Please reproduce the lines in the items below without any change, from the line with "security-title: eading Index" up to and including the line with "actions-label: Actions xyxy=(214,71,274,88)".

>> START EXTRACTED DATA

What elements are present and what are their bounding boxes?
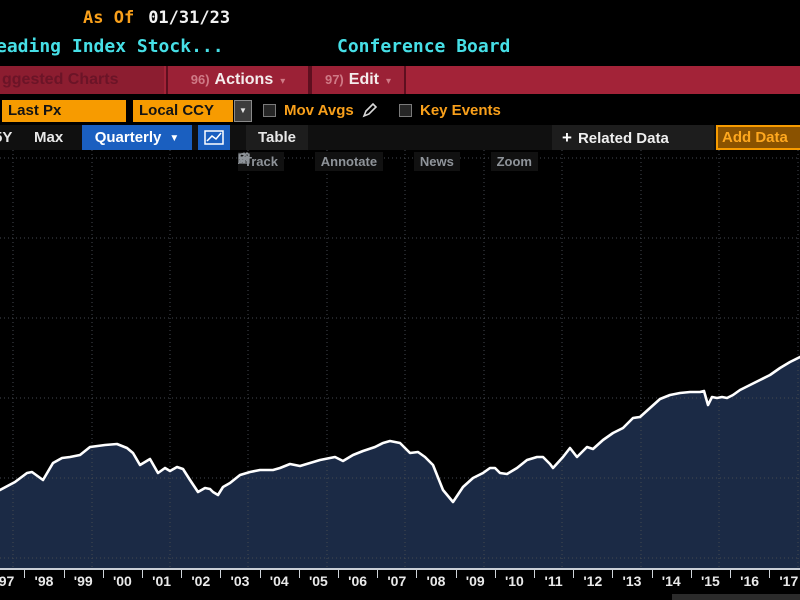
security-title: eading Index Stock... xyxy=(0,36,224,57)
zoom-label: Zoom xyxy=(496,154,532,169)
related-data-button[interactable]: + Related Data xyxy=(552,125,714,150)
field-bar: Last Px Local CCY ▼ Mov Avgs Key Events xyxy=(0,99,800,123)
currency-field[interactable]: Local CCY xyxy=(133,100,233,122)
edit-button[interactable]: 97) Edit ▾ xyxy=(310,66,406,94)
x-axis-tick xyxy=(612,570,614,578)
actions-button[interactable]: 96) Actions ▾ xyxy=(166,66,310,94)
frequency-dropdown[interactable]: Quarterly ▼ xyxy=(82,125,192,150)
x-axis-label: '98 xyxy=(34,573,54,589)
table-button[interactable]: Table xyxy=(246,125,308,150)
x-axis-label: '02 xyxy=(191,573,211,589)
x-axis-tick xyxy=(142,570,143,578)
x-axis-label: '13 xyxy=(622,573,642,589)
x-axis-label: '09 xyxy=(465,573,485,589)
zoom-icon xyxy=(238,152,250,164)
x-axis-label: '05 xyxy=(308,573,328,589)
actions-label: Actions xyxy=(214,71,274,88)
x-axis-label: '04 xyxy=(269,573,289,589)
range-5y-button[interactable]: 5Y xyxy=(0,129,13,146)
actions-dropdown-arrow-icon: ▾ xyxy=(280,76,286,87)
plus-icon: + xyxy=(562,128,572,147)
x-axis-label: '99 xyxy=(73,573,93,589)
mov-avgs-label[interactable]: Mov Avgs xyxy=(284,102,354,119)
currency-dropdown-arrow-icon[interactable]: ▼ xyxy=(234,100,252,122)
as-of-line: As Of 01/31/23 xyxy=(83,8,230,28)
zoom-button[interactable]: Zoom xyxy=(238,152,538,171)
x-axis-tick xyxy=(102,570,104,578)
chart-toolbar: Track Annotate News Zoom xyxy=(238,152,538,171)
news-label: News xyxy=(419,154,454,169)
line-chart-icon xyxy=(204,130,224,145)
x-axis-label: '00 xyxy=(112,573,132,589)
x-axis-label: '17 xyxy=(779,573,799,589)
edit-shortcut: 97) xyxy=(324,72,344,87)
x-axis-tick xyxy=(455,570,457,578)
x-axis-label: '12 xyxy=(583,573,603,589)
as-of-date: 01/31/23 xyxy=(148,8,231,28)
as-of-label: As Of xyxy=(83,8,135,28)
annotate-label: Annotate xyxy=(320,154,378,169)
range-max-button[interactable]: Max xyxy=(34,129,64,146)
x-axis-tick xyxy=(298,570,300,578)
price-field[interactable]: Last Px xyxy=(2,100,126,122)
chart-plot xyxy=(0,150,800,568)
x-axis-label: '01 xyxy=(152,573,172,589)
track-label: Track xyxy=(244,154,278,169)
related-data-label: Related Data xyxy=(577,130,669,147)
key-events-checkbox[interactable] xyxy=(399,104,412,117)
x-axis-tick xyxy=(769,570,771,578)
x-axis-label: '03 xyxy=(230,573,250,589)
x-axis-label: '15 xyxy=(700,573,720,589)
annotate-button[interactable]: Annotate xyxy=(238,152,384,171)
area-fill xyxy=(0,357,800,568)
x-axis-label: '16 xyxy=(740,573,760,589)
x-axis: '97 '98 '99 '00 '01 '02 '03 '04 '05 '06 '07 '08 '09 '… xyxy=(0,568,800,594)
mov-avgs-checkbox[interactable] xyxy=(263,104,276,117)
x-axis-label: '06 xyxy=(348,573,368,589)
title-line: eading Index Stock... Conference Board xyxy=(0,36,800,62)
x-axis-tick xyxy=(573,570,575,578)
menu-bar: ggested Charts 96) Actions ▾ 97) Edit ▾ xyxy=(0,66,800,94)
gridlines xyxy=(0,150,800,568)
period-bar: 5Y Max Quarterly ▼ Table + Related Data Ad… xyxy=(0,125,800,150)
x-axis-tick xyxy=(24,570,26,578)
x-axis-tick xyxy=(220,570,222,578)
x-axis-tick xyxy=(534,570,535,578)
add-data-field[interactable]: Add Data xyxy=(716,125,800,150)
x-axis-label: '08 xyxy=(426,573,446,589)
suggested-charts-button[interactable]: ggested Charts xyxy=(0,66,164,94)
x-axis-tick xyxy=(63,570,65,578)
edit-dropdown-arrow-icon: ▾ xyxy=(385,76,392,87)
bottom-right-partial-element xyxy=(672,594,800,600)
pencil-icon[interactable] xyxy=(362,102,378,123)
frequency-arrow-icon: ▼ xyxy=(169,133,180,144)
x-axis-label: '97 xyxy=(0,573,15,589)
chart-canvas[interactable]: Track Annotate News Zoom xyxy=(0,150,800,568)
frequency-label: Quarterly xyxy=(94,129,162,146)
x-axis-label: '14 xyxy=(661,573,681,589)
x-axis-label: '10 xyxy=(504,573,524,589)
key-events-label[interactable]: Key Events xyxy=(420,102,501,119)
x-axis-label: '11 xyxy=(544,573,563,589)
source-label: Conference Board xyxy=(337,36,511,57)
news-button[interactable]: News xyxy=(238,152,460,171)
actions-shortcut: 96) xyxy=(190,72,210,87)
price-line xyxy=(0,355,800,504)
x-axis-tick xyxy=(730,570,731,578)
x-axis-tick xyxy=(181,570,183,578)
x-axis-tick xyxy=(651,570,653,578)
x-axis-tick xyxy=(377,570,379,578)
x-axis-label: '07 xyxy=(387,573,407,589)
chart-type-button[interactable] xyxy=(198,125,230,150)
x-axis-tick xyxy=(416,570,418,578)
x-axis-tick xyxy=(494,570,496,578)
x-axis-tick xyxy=(690,570,692,578)
x-axis-tick xyxy=(338,570,339,578)
x-axis-tick xyxy=(259,570,261,578)
edit-label: Edit xyxy=(348,71,379,88)
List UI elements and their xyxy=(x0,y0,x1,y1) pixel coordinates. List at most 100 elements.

>> END EXTRACTED DATA

• ANSWER:
security-title: eading Index Stock... xyxy=(0,36,224,57)
zoom-label: Zoom xyxy=(496,154,532,169)
related-data-button[interactable]: + Related Data xyxy=(552,125,714,150)
field-bar: Last Px Local CCY ▼ Mov Avgs Key Events xyxy=(0,99,800,123)
currency-field[interactable]: Local CCY xyxy=(133,100,233,122)
edit-button[interactable]: 97) Edit ▾ xyxy=(310,66,406,94)
x-axis-tick xyxy=(612,570,614,578)
actions-button[interactable]: 96) Actions ▾ xyxy=(166,66,310,94)
frequency-dropdown[interactable]: Quarterly ▼ xyxy=(82,125,192,150)
x-axis-label: '98 xyxy=(34,573,54,589)
table-button[interactable]: Table xyxy=(246,125,308,150)
x-axis-label: '02 xyxy=(191,573,211,589)
x-axis-tick xyxy=(142,570,143,578)
x-axis-label: '13 xyxy=(622,573,642,589)
x-axis-label: '09 xyxy=(465,573,485,589)
zoom-icon xyxy=(238,152,250,164)
x-axis-label: '05 xyxy=(308,573,328,589)
actions-label: Actions xyxy=(214,71,274,88)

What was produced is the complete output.